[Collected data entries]
"""
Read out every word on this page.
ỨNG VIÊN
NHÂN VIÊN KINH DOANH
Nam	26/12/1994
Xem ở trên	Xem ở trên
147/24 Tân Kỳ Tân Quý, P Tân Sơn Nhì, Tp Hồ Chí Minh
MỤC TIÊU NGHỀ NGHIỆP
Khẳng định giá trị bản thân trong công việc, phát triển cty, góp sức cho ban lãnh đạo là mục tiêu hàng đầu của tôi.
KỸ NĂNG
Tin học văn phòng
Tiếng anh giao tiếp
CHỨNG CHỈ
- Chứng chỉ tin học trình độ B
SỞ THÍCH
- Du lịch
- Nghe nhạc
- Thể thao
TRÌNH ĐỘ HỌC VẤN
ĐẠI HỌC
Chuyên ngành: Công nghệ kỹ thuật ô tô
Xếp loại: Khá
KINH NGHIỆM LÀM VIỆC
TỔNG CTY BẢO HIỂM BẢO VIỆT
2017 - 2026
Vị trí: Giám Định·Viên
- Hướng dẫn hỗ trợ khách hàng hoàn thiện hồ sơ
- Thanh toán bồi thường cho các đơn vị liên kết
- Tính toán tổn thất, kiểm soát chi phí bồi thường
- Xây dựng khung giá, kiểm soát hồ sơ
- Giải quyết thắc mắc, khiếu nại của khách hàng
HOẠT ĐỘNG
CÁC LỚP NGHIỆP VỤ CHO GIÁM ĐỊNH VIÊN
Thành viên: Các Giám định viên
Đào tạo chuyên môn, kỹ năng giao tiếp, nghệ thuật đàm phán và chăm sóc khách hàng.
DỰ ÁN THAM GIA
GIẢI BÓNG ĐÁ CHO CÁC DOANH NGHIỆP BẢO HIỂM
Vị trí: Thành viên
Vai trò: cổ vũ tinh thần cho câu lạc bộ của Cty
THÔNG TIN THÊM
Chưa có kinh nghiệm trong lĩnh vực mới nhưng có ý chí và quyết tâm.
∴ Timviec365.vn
"""
What needs to be done.
Repeat the entries above exactly, leaving nothing out.

Output for this exercise.
Read out every word on this page.
ỨNG VIÊN
NHÂN VIÊN KINH DOANH
Nam	26/12/1994
Xem ở trên	Xem ở trên
147/24 Tân Kỳ Tân Quý, P Tân Sơn Nhì, Tp Hồ Chí Minh
MỤC TIÊU NGHỀ NGHIỆP
Khẳng định giá trị bản thân trong công việc, phát triển cty, góp sức cho ban lãnh đạo là mục tiêu hàng đầu của tôi.
KỸ NĂNG
Tin học văn phòng
Tiếng anh giao tiếp
CHỨNG CHỈ
- Chứng chỉ tin học trình độ B
SỞ THÍCH
- Du lịch
- Nghe nhạc
- Thể thao
TRÌNH ĐỘ HỌC VẤN
ĐẠI HỌC
Chuyên ngành: Công nghệ kỹ thuật ô tô
Xếp loại: Khá
KINH NGHIỆM LÀM VIỆC
TỔNG CTY BẢO HIỂM BẢO VIỆT
2017 - 2026
Vị trí: Giám Định·Viên
- Hướng dẫn hỗ trợ khách hàng hoàn thiện hồ sơ
- Thanh toán bồi thường cho các đơn vị liên kết
- Tính toán tổn thất, kiểm soát chi phí bồi thường
- Xây dựng khung giá, kiểm soát hồ sơ
- Giải quyết thắc mắc, khiếu nại của khách hàng
HOẠT ĐỘNG
CÁC LỚP NGHIỆP VỤ CHO GIÁM ĐỊNH VIÊN
Thành viên: Các Giám định viên
Đào tạo chuyên môn, kỹ năng giao tiếp, nghệ thuật đàm phán và chăm sóc khách hàng.
DỰ ÁN THAM GIA
GIẢI BÓNG ĐÁ CHO CÁC DOANH NGHIỆP BẢO HIỂM
Vị trí: Thành viên
Vai trò: cổ vũ tinh thần cho câu lạc bộ của Cty
THÔNG TIN THÊM
Chưa có kinh nghiệm trong lĩnh vực mới nhưng có ý chí và quyết tâm.
∴ Timviec365.vn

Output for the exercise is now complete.